● DIRECTIONS FOR THIS TASK: From the records below, copy every line that contains the word "ylabel".
═══
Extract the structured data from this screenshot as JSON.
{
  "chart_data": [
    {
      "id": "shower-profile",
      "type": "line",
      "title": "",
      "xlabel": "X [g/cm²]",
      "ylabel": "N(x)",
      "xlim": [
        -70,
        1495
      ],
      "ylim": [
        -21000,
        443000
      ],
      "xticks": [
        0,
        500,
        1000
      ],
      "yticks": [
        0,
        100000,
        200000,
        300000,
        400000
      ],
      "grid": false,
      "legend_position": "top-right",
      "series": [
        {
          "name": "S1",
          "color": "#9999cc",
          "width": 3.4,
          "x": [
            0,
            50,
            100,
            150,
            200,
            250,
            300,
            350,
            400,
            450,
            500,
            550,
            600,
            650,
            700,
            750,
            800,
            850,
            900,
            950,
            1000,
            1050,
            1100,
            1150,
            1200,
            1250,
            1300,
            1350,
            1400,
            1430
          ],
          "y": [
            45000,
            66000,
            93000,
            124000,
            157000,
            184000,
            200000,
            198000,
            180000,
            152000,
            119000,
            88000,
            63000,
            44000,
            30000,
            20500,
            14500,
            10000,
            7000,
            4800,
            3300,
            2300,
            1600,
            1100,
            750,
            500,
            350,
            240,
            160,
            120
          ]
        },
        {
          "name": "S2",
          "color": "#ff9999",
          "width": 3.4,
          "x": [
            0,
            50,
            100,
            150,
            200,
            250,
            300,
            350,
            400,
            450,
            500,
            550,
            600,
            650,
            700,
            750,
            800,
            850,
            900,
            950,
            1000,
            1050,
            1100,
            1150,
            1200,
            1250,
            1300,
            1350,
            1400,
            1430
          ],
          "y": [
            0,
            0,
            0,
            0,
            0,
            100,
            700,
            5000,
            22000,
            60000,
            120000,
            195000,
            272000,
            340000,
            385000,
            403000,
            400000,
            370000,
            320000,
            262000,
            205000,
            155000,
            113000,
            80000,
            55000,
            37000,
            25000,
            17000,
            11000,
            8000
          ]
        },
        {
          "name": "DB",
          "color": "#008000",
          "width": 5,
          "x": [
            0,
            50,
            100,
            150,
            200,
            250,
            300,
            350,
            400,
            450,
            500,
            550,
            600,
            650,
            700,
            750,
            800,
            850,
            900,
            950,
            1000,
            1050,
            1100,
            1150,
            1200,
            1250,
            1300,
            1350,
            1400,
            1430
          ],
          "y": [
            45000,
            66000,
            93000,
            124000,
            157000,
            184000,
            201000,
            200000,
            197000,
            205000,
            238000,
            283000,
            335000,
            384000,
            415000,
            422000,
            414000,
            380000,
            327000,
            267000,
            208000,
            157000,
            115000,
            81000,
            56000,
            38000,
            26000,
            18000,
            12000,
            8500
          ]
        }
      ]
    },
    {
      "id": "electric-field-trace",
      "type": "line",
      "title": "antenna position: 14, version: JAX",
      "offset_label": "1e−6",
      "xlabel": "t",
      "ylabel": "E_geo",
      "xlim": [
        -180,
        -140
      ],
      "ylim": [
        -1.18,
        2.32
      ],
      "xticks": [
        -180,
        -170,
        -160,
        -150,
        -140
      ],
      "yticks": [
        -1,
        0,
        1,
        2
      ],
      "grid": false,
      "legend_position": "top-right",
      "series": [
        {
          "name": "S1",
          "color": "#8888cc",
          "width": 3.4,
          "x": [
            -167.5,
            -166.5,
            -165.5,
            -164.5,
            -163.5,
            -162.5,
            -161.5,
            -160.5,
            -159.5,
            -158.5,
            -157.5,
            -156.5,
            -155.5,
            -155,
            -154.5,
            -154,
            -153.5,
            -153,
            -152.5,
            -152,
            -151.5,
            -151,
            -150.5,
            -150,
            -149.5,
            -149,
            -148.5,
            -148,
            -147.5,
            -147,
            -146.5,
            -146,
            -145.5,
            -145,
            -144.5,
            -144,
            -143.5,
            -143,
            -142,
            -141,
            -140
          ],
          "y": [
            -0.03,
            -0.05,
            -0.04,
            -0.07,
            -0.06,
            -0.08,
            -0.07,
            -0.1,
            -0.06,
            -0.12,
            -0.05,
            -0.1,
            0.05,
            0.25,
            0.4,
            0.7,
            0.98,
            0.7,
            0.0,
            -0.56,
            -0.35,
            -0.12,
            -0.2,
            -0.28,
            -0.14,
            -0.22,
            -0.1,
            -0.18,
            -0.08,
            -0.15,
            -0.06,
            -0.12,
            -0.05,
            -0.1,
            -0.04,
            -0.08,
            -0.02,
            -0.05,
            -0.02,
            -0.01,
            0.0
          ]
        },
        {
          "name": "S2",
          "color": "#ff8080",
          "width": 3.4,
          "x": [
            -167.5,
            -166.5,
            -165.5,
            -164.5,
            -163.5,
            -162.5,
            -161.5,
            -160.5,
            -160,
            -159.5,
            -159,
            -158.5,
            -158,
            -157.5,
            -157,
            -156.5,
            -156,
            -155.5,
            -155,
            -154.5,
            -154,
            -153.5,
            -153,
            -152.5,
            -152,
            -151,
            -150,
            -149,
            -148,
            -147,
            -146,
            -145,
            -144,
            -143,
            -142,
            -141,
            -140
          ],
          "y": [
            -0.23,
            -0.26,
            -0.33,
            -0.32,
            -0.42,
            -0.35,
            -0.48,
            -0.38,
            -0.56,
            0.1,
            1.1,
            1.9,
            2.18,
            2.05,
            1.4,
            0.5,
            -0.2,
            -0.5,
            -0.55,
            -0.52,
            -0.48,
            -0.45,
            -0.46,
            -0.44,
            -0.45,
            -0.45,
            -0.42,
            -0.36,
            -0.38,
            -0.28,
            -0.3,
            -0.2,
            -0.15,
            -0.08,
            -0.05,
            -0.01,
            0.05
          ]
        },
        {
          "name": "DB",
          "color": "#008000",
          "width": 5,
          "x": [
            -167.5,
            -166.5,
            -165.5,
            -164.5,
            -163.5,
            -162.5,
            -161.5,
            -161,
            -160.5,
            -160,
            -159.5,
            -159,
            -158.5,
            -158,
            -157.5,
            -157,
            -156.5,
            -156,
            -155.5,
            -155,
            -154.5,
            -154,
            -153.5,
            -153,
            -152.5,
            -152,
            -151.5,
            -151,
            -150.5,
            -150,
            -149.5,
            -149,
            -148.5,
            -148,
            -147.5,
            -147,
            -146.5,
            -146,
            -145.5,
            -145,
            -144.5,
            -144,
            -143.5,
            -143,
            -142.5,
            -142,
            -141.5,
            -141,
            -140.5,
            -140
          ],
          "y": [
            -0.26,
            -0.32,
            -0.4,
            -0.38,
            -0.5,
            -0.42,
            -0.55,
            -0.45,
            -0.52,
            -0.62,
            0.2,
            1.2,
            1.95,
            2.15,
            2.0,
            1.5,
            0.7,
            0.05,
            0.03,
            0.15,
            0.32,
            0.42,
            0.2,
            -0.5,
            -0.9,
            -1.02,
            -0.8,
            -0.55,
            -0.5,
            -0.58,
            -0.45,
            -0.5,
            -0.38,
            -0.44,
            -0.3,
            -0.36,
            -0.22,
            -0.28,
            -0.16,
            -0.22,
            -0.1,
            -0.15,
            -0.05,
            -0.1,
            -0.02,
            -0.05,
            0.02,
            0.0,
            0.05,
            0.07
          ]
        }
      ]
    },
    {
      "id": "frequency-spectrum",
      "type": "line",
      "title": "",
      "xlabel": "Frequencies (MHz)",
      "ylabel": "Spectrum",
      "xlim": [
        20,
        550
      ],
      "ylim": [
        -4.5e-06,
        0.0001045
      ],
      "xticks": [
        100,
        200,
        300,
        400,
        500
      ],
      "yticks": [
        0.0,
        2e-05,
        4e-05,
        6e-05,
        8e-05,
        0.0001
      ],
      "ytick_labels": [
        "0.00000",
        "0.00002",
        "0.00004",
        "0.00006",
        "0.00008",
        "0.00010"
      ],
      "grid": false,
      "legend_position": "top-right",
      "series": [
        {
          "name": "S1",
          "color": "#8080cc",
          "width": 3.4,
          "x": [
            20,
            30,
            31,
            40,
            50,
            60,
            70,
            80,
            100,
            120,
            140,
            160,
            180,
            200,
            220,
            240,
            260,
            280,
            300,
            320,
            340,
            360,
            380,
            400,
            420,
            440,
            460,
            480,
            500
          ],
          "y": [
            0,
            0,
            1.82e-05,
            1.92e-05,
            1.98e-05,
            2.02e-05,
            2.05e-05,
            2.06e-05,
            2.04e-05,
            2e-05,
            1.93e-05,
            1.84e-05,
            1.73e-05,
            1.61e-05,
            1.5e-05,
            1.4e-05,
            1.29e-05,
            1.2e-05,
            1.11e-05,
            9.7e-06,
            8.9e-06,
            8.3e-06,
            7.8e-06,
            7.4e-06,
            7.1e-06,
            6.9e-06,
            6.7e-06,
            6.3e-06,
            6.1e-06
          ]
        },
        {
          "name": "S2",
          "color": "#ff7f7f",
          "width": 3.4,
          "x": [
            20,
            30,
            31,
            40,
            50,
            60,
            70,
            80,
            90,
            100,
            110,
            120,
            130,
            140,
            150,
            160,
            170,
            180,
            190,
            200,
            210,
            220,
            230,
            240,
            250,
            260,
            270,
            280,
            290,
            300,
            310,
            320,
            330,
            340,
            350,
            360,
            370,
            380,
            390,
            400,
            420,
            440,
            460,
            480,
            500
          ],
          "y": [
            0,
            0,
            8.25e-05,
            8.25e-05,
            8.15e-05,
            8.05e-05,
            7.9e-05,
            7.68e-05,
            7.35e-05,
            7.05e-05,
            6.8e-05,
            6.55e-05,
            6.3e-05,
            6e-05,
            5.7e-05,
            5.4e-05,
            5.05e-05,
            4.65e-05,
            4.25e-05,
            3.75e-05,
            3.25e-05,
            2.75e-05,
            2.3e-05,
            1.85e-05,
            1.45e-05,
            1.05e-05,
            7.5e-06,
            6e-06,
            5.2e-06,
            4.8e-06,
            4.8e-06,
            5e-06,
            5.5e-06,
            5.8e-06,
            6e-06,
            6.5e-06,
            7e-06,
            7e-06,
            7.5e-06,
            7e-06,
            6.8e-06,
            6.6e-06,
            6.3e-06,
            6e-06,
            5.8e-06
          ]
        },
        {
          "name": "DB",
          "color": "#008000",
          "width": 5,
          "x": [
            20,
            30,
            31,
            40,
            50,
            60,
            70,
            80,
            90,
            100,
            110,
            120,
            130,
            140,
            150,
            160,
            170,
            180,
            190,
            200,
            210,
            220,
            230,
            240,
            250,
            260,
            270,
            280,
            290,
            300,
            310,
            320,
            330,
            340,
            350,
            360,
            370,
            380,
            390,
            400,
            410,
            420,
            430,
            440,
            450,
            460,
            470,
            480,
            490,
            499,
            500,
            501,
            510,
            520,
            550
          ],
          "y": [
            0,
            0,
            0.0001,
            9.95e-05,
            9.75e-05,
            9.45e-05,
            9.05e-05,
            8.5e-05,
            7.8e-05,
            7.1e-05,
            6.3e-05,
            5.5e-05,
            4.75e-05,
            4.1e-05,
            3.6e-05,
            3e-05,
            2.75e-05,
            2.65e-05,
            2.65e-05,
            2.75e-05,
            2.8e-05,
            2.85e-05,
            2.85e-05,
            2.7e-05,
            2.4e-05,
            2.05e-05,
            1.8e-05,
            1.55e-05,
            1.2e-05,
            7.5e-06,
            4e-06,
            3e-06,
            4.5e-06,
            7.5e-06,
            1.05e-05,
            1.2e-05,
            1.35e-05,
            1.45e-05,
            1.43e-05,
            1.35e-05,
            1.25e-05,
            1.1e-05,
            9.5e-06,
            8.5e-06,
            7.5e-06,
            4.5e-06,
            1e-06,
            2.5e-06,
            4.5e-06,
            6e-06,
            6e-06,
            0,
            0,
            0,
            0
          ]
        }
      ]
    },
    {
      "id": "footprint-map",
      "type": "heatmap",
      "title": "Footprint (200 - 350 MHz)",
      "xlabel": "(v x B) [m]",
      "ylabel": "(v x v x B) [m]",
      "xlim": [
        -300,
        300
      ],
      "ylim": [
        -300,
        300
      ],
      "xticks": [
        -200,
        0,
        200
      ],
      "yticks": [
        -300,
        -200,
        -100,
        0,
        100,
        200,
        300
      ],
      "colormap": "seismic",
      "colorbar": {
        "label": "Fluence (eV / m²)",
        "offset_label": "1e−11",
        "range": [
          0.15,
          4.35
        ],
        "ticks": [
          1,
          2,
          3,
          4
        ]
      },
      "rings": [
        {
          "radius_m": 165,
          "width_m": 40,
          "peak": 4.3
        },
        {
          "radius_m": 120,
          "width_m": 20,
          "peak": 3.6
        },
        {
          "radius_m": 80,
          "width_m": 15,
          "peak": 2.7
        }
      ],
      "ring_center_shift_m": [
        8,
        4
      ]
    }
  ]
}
═══
● OUTPUT OF THE TASK:
      "ylabel": "N(x)",
      "ylabel": "E_geo",
      "ylabel": "Spectrum",
      "ylabel": "(v x v x B) [m]",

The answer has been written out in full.